- _Required task_
Scan the material below for the string "соответствующий", and copy every line where it shows up.

- _Data lines_

···

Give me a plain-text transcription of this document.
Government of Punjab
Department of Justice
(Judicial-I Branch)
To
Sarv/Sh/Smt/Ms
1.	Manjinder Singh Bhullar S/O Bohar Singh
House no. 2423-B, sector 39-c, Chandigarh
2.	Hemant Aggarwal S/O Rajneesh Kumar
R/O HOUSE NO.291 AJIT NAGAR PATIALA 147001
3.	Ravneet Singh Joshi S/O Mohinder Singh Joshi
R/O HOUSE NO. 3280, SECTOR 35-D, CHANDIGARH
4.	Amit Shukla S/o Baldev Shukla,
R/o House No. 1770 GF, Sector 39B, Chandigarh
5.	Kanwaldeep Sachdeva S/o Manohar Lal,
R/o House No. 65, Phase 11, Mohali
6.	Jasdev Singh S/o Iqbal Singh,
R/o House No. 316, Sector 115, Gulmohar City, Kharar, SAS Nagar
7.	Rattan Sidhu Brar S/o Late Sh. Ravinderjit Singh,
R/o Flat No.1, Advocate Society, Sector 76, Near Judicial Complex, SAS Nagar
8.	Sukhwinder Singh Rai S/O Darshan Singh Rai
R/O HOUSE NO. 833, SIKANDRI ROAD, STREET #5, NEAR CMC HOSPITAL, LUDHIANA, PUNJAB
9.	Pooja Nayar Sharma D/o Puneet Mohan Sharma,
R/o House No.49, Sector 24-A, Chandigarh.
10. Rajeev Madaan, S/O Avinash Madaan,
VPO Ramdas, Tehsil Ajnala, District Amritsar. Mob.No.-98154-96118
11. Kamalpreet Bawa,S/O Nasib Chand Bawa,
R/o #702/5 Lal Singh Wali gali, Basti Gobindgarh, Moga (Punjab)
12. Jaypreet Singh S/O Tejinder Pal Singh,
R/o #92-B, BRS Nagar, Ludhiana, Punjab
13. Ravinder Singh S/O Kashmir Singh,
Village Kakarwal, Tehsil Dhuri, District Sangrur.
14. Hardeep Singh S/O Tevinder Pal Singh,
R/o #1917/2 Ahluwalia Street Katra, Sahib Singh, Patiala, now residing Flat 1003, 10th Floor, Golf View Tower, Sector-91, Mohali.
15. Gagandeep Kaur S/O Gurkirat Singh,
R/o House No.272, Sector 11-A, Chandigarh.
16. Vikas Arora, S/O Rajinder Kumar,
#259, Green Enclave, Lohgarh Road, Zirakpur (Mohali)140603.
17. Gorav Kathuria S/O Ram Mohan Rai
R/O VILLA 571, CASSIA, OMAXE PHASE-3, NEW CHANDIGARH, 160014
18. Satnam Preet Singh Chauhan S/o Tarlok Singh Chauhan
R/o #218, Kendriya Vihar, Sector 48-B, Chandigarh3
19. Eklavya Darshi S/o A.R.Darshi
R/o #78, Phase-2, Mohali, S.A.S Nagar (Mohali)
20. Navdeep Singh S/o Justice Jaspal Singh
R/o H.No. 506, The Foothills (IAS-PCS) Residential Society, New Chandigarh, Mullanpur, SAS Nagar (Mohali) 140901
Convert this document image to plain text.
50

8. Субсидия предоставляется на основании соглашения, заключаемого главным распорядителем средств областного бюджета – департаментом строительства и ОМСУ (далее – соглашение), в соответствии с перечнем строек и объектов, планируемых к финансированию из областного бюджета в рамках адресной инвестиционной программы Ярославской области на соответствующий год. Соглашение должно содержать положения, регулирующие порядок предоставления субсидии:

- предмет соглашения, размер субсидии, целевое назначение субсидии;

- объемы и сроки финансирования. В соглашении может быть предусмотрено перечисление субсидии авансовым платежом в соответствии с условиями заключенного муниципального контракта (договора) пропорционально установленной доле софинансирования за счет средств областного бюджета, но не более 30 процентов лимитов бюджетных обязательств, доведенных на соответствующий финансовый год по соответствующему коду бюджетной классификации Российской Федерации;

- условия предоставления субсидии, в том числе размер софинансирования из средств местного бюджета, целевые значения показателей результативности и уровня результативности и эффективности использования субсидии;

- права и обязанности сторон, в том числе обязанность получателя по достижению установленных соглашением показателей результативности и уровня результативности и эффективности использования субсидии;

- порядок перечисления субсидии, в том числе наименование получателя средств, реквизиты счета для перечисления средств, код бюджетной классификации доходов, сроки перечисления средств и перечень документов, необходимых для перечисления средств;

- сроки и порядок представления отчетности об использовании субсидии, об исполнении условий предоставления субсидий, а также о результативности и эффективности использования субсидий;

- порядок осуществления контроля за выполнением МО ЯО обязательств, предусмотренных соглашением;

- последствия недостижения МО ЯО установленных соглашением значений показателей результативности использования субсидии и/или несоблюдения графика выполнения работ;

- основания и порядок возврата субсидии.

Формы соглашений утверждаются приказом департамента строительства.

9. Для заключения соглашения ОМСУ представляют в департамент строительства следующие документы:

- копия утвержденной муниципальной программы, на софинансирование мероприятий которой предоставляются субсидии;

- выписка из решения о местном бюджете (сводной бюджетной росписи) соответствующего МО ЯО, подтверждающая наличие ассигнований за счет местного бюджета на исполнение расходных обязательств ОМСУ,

···

- _Solution for this problem_
8. Субсидия предоставляется на основании соглашения, заключаемого главным распорядителем средств областного бюджета – департаментом строительства и ОМСУ (далее – соглашение), в соответствии с перечнем строек и объектов, планируемых к финансированию из областного бюджета в рамках адресной инвестиционной программы Ярославской области на соответствующий год. Соглашение должно содержать положения, регулирующие порядок предоставления субсидии:
- объемы и сроки финансирования. В соглашении может быть предусмотрено перечисление субсидии авансовым платежом в соответствии с условиями заключенного муниципального контракта (договора) пропорционально установленной доле софинансирования за счет средств областного бюджета, но не более 30 процентов лимитов бюджетных обязательств, доведенных на соответствующий финансовый год по соответствующему коду бюджетной классификации Российской Федерации;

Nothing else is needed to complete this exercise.